Your instructions: Would you restate all the data that follows, word for word?
▬▬▬▬▬▬▬▬▬▬
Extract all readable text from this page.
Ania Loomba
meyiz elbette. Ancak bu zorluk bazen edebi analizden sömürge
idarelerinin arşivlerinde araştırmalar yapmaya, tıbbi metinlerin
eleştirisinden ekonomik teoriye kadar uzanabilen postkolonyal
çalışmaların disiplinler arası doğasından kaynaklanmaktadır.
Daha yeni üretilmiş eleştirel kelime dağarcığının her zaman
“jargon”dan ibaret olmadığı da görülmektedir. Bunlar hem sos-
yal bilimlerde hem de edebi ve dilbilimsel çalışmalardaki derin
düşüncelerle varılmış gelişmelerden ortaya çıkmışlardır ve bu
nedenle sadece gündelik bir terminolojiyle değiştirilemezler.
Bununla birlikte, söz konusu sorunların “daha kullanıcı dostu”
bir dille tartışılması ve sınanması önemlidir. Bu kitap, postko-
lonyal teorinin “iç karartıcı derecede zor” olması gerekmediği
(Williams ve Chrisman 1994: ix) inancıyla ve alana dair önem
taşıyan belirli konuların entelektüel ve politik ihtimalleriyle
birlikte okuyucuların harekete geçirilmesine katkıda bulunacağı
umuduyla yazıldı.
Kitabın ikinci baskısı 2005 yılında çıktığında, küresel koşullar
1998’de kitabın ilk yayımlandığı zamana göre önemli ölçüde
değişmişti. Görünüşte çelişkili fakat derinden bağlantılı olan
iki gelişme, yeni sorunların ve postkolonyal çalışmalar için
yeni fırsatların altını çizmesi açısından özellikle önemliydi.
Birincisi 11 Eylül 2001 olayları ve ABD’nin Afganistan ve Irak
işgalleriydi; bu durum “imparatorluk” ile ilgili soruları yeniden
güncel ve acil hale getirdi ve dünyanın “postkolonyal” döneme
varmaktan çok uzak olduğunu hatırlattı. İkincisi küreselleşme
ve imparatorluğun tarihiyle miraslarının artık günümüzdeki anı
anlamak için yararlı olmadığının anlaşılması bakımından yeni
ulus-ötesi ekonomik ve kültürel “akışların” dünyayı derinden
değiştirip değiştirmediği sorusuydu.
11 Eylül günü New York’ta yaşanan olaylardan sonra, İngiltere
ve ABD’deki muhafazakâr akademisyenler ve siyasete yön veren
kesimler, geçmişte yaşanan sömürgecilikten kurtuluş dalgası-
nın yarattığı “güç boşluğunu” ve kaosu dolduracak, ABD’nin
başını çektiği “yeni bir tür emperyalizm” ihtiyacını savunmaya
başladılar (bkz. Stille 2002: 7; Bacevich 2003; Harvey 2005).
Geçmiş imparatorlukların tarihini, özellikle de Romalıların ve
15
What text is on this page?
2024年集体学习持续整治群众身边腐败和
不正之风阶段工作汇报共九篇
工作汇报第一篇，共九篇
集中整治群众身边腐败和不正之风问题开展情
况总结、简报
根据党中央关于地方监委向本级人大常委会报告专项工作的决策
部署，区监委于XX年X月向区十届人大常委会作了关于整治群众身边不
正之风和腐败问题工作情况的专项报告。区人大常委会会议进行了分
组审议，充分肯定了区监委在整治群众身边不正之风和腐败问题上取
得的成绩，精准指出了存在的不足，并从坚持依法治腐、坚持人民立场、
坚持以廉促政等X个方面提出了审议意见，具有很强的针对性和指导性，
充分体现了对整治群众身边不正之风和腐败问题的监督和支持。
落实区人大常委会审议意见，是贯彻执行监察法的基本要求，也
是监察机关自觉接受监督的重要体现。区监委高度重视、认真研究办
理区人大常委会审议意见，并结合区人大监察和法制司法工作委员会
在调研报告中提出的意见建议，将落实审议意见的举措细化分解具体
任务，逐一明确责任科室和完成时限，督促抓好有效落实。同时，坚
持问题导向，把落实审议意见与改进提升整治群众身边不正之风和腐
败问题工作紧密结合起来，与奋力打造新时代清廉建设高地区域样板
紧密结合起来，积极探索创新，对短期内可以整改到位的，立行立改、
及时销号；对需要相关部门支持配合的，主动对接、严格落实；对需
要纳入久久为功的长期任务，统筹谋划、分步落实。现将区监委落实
▬▬▬▬▬▬▬▬▬▬
Right answer:
Extract all readable text from this page.
Ania Loomba
meyiz elbette. Ancak bu zorluk bazen edebi analizden sömürge
idarelerinin arşivlerinde araştırmalar yapmaya, tıbbi metinlerin
eleştirisinden ekonomik teoriye kadar uzanabilen postkolonyal
çalışmaların disiplinler arası doğasından kaynaklanmaktadır.
Daha yeni üretilmiş eleştirel kelime dağarcığının her zaman
“jargon”dan ibaret olmadığı da görülmektedir. Bunlar hem sos-
yal bilimlerde hem de edebi ve dilbilimsel çalışmalardaki derin
düşüncelerle varılmış gelişmelerden ortaya çıkmışlardır ve bu
nedenle sadece gündelik bir terminolojiyle değiştirilemezler.
Bununla birlikte, söz konusu sorunların “daha kullanıcı dostu”
bir dille tartışılması ve sınanması önemlidir. Bu kitap, postko-
lonyal teorinin “iç karartıcı derecede zor” olması gerekmediği
(Williams ve Chrisman 1994: ix) inancıyla ve alana dair önem
taşıyan belirli konuların entelektüel ve politik ihtimalleriyle
birlikte okuyucuların harekete geçirilmesine katkıda bulunacağı
umuduyla yazıldı.
Kitabın ikinci baskısı 2005 yılında çıktığında, küresel koşullar
1998’de kitabın ilk yayımlandığı zamana göre önemli ölçüde
değişmişti. Görünüşte çelişkili fakat derinden bağlantılı olan
iki gelişme, yeni sorunların ve postkolonyal çalışmalar için
yeni fırsatların altını çizmesi açısından özellikle önemliydi.
Birincisi 11 Eylül 2001 olayları ve ABD’nin Afganistan ve Irak
işgalleriydi; bu durum “imparatorluk” ile ilgili soruları yeniden
güncel ve acil hale getirdi ve dünyanın “postkolonyal” döneme
varmaktan çok uzak olduğunu hatırlattı. İkincisi küreselleşme
ve imparatorluğun tarihiyle miraslarının artık günümüzdeki anı
anlamak için yararlı olmadığının anlaşılması bakımından yeni
ulus-ötesi ekonomik ve kültürel “akışların” dünyayı derinden
değiştirip değiştirmediği sorusuydu.
11 Eylül günü New York’ta yaşanan olaylardan sonra, İngiltere
ve ABD’deki muhafazakâr akademisyenler ve siyasete yön veren
kesimler, geçmişte yaşanan sömürgecilikten kurtuluş dalgası-
nın yarattığı “güç boşluğunu” ve kaosu dolduracak, ABD’nin
başını çektiği “yeni bir tür emperyalizm” ihtiyacını savunmaya
başladılar (bkz. Stille 2002: 7; Bacevich 2003; Harvey 2005).
Geçmiş imparatorlukların tarihini, özellikle de Romalıların ve
15
What text is on this page?
2024年集体学习持续整治群众身边腐败和
不正之风阶段工作汇报共九篇
工作汇报第一篇，共九篇
集中整治群众身边腐败和不正之风问题开展情
况总结、简报
根据党中央关于地方监委向本级人大常委会报告专项工作的决策
部署，区监委于XX年X月向区十届人大常委会作了关于整治群众身边不
正之风和腐败问题工作情况的专项报告。区人大常委会会议进行了分
组审议，充分肯定了区监委在整治群众身边不正之风和腐败问题上取
得的成绩，精准指出了存在的不足，并从坚持依法治腐、坚持人民立场、
坚持以廉促政等X个方面提出了审议意见，具有很强的针对性和指导性，
充分体现了对整治群众身边不正之风和腐败问题的监督和支持。
落实区人大常委会审议意见，是贯彻执行监察法的基本要求，也
是监察机关自觉接受监督的重要体现。区监委高度重视、认真研究办
理区人大常委会审议意见，并结合区人大监察和法制司法工作委员会
在调研报告中提出的意见建议，将落实审议意见的举措细化分解具体
任务，逐一明确责任科室和完成时限，督促抓好有效落实。同时，坚
持问题导向，把落实审议意见与改进提升整治群众身边不正之风和腐
败问题工作紧密结合起来，与奋力打造新时代清廉建设高地区域样板
紧密结合起来，积极探索创新，对短期内可以整改到位的，立行立改、
及时销号；对需要相关部门支持配合的，主动对接、严格落实；对需
要纳入久久为功的长期任务，统筹谋划、分步落实。现将区监委落实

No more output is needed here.